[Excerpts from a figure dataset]

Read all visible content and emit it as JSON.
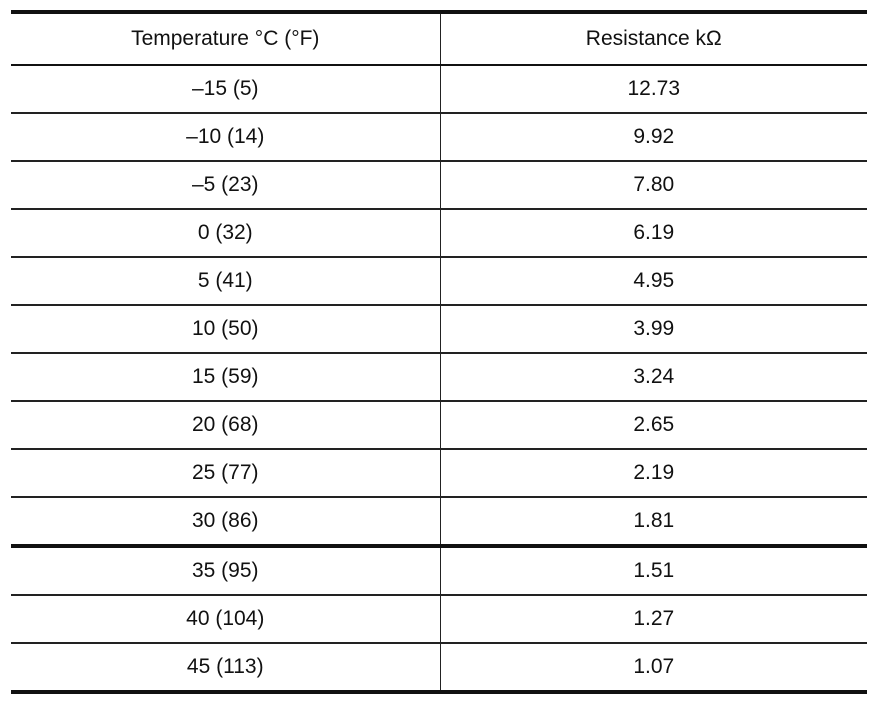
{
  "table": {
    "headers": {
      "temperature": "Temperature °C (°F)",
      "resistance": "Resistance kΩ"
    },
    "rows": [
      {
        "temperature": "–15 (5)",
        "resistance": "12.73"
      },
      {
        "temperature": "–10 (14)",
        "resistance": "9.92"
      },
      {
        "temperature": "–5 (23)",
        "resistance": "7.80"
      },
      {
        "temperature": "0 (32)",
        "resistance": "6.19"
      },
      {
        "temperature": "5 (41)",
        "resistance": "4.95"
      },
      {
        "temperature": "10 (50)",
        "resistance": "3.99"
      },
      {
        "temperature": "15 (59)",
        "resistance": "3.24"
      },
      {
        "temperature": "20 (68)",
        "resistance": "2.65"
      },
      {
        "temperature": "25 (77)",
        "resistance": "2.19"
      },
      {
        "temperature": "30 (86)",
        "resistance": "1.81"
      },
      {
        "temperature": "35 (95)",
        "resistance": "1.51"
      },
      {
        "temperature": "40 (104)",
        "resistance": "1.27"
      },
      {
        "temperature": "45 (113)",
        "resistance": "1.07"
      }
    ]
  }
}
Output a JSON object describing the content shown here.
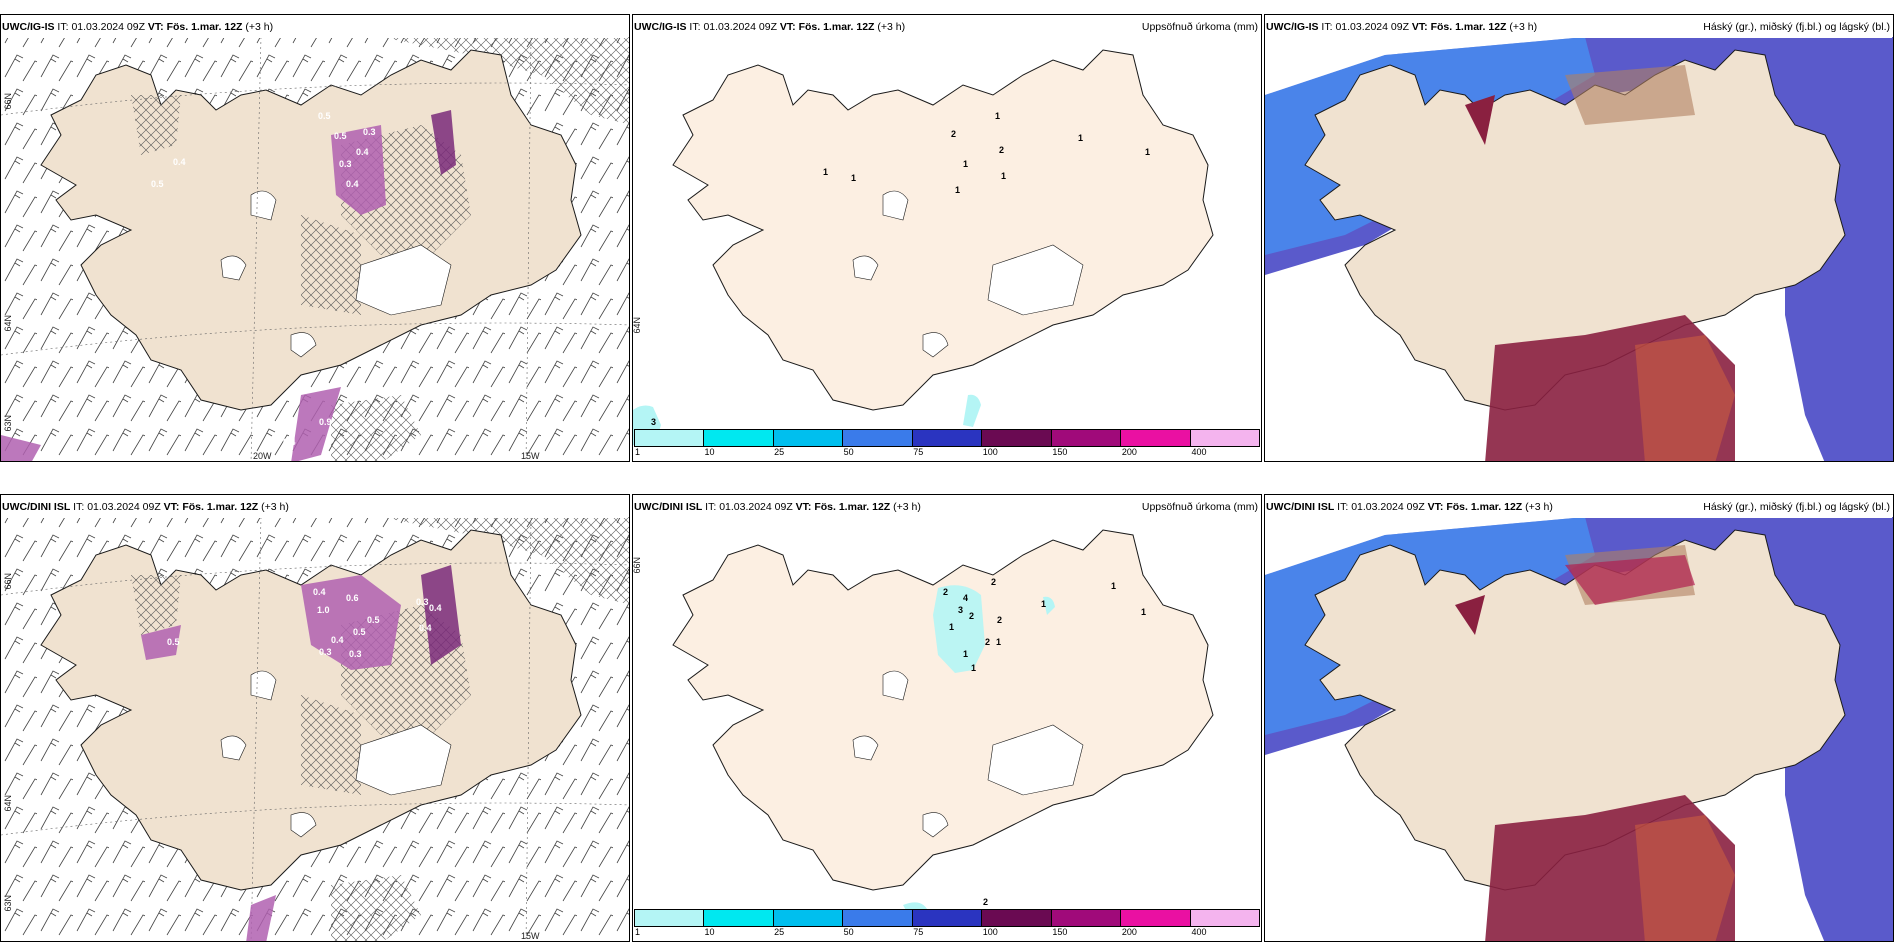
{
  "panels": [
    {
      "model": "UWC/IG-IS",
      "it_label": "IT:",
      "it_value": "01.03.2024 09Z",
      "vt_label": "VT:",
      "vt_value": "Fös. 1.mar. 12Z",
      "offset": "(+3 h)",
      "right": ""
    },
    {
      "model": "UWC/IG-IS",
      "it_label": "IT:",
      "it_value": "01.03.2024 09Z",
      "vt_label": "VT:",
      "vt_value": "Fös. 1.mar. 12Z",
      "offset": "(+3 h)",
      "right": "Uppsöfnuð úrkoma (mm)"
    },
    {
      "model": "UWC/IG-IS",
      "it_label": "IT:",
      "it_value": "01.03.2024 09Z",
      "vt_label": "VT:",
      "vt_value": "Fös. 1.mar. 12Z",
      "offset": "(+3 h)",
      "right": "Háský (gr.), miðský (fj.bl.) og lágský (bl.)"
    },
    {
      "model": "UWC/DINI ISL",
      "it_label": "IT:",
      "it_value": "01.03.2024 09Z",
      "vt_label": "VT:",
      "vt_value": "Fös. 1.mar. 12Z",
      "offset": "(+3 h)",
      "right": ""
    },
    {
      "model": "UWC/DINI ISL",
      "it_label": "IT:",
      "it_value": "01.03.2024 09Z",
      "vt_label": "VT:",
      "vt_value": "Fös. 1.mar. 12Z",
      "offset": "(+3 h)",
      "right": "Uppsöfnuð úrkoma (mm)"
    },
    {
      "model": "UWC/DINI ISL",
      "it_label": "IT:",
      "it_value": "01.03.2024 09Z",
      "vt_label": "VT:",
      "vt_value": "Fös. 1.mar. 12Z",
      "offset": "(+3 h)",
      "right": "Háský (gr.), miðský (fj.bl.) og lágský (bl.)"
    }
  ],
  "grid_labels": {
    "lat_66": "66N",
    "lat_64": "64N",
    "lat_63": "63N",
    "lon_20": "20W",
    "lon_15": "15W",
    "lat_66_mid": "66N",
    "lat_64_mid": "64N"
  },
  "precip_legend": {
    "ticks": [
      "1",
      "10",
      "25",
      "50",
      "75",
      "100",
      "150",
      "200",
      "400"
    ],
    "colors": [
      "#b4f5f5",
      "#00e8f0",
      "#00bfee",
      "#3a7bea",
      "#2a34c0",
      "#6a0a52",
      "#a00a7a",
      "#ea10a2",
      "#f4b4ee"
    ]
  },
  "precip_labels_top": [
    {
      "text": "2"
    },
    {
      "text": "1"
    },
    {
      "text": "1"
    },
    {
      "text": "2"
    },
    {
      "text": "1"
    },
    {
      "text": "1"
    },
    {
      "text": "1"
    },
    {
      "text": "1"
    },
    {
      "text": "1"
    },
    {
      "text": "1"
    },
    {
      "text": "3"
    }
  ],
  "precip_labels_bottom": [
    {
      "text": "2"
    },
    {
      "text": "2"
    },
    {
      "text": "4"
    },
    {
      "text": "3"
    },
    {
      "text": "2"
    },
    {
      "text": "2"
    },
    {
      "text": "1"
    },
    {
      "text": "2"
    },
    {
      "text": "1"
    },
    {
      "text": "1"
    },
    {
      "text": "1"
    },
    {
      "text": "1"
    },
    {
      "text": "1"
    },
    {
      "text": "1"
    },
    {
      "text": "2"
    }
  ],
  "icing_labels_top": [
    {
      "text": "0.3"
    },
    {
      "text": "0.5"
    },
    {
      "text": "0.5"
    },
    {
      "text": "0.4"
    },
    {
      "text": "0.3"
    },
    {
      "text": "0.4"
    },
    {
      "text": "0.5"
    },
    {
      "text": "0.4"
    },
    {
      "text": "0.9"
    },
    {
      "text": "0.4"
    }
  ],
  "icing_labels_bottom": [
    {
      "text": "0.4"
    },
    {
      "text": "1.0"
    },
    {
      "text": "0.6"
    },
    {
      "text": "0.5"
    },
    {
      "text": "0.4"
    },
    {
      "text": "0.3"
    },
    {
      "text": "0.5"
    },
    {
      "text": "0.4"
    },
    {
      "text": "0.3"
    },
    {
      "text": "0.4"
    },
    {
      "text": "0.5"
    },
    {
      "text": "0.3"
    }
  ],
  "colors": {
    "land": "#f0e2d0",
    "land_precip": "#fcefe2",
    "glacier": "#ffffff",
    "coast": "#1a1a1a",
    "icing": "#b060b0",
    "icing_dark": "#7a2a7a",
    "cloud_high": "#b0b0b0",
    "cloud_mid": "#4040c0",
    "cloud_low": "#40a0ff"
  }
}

---

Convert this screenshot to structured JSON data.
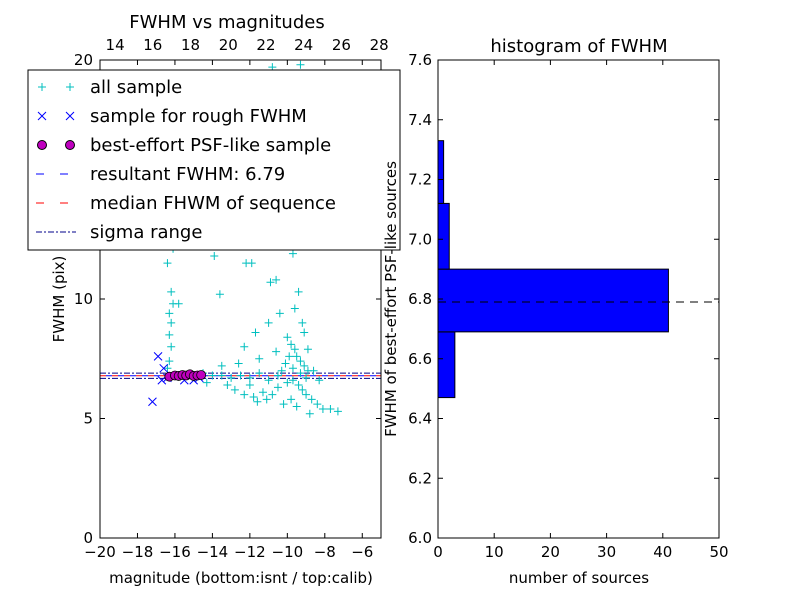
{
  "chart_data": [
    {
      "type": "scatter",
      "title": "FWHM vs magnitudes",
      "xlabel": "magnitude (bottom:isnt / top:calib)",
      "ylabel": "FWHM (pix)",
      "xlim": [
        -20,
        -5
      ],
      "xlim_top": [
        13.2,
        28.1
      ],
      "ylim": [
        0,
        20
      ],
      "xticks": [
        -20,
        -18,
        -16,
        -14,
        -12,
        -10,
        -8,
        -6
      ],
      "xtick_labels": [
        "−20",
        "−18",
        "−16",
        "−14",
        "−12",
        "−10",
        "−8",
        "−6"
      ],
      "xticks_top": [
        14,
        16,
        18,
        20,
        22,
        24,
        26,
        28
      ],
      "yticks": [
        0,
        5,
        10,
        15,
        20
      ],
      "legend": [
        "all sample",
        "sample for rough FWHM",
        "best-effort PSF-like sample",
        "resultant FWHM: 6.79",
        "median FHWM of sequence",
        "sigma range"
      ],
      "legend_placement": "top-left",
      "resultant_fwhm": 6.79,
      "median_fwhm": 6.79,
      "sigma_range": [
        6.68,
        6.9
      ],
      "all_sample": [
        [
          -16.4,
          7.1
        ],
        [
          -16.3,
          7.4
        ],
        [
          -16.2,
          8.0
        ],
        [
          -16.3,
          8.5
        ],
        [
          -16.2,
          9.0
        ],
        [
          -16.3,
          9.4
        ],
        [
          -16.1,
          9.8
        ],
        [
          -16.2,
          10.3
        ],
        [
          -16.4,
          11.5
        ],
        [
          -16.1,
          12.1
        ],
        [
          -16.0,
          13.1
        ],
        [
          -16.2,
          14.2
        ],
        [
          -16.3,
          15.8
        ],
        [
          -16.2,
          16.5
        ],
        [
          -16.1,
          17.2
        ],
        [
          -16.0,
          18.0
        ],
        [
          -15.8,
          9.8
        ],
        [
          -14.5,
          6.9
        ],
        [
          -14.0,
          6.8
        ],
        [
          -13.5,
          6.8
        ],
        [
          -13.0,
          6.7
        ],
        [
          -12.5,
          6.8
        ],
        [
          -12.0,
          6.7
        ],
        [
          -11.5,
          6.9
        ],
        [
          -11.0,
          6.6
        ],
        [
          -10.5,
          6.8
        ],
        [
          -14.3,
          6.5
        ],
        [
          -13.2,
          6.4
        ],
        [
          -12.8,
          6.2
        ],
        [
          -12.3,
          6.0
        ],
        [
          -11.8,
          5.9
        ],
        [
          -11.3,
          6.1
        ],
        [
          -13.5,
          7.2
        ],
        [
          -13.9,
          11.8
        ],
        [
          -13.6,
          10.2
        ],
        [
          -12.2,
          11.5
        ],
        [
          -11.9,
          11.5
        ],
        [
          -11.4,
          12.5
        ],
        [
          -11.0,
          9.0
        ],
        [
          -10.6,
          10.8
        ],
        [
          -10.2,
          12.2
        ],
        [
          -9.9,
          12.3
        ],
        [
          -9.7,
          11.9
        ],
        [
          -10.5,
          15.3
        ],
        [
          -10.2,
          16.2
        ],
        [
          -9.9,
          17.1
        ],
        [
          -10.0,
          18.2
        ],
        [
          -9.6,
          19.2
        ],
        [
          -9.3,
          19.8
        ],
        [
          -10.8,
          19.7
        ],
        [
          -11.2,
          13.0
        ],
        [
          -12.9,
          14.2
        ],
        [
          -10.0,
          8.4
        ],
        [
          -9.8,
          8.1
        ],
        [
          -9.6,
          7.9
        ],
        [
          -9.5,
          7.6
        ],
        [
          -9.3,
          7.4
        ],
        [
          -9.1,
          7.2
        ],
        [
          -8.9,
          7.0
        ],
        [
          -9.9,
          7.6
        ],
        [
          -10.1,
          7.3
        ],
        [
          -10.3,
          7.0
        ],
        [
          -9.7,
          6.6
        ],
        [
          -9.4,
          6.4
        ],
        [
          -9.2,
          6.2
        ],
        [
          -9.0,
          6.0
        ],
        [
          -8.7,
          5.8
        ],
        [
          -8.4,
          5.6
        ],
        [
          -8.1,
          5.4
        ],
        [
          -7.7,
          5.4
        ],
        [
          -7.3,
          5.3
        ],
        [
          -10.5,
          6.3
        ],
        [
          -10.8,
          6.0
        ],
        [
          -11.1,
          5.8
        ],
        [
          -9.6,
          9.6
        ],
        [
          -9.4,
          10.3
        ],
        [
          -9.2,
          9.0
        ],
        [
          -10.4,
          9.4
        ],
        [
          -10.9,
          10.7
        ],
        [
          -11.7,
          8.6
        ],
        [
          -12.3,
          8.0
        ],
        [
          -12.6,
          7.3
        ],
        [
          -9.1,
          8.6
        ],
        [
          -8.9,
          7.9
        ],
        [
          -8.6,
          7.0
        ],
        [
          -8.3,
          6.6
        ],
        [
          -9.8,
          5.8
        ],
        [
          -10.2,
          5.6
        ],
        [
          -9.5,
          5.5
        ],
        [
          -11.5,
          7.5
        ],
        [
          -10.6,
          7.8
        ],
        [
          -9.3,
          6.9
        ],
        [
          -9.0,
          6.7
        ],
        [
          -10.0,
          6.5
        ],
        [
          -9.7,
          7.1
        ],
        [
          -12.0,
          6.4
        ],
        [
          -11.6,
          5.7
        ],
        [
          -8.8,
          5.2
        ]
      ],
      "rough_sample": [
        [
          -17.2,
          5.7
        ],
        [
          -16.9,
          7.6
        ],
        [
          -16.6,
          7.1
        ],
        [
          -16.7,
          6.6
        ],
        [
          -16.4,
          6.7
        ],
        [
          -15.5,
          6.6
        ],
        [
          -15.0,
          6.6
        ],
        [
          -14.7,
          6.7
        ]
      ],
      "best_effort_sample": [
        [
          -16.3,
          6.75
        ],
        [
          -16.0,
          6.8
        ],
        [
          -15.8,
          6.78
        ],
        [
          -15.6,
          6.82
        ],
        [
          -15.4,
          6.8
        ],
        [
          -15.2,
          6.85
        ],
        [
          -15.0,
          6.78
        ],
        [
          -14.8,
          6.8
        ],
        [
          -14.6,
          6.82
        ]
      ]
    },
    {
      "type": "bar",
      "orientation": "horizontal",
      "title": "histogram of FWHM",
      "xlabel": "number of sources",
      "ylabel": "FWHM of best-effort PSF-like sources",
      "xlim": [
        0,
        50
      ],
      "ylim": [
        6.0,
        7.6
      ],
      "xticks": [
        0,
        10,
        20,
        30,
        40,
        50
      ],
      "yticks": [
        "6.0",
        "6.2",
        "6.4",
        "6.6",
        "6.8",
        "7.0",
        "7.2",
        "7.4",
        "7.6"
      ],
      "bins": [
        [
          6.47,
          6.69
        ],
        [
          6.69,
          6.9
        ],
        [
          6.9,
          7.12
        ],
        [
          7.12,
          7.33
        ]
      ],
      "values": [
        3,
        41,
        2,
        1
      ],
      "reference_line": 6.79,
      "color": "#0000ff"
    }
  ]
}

→ DIRECTION
From the entries above, copy each line holding "sources".

→ EXERCISE ANSWER
      "xlabel": "number of sources",
      "ylabel": "FWHM of best-effort PSF-like sources",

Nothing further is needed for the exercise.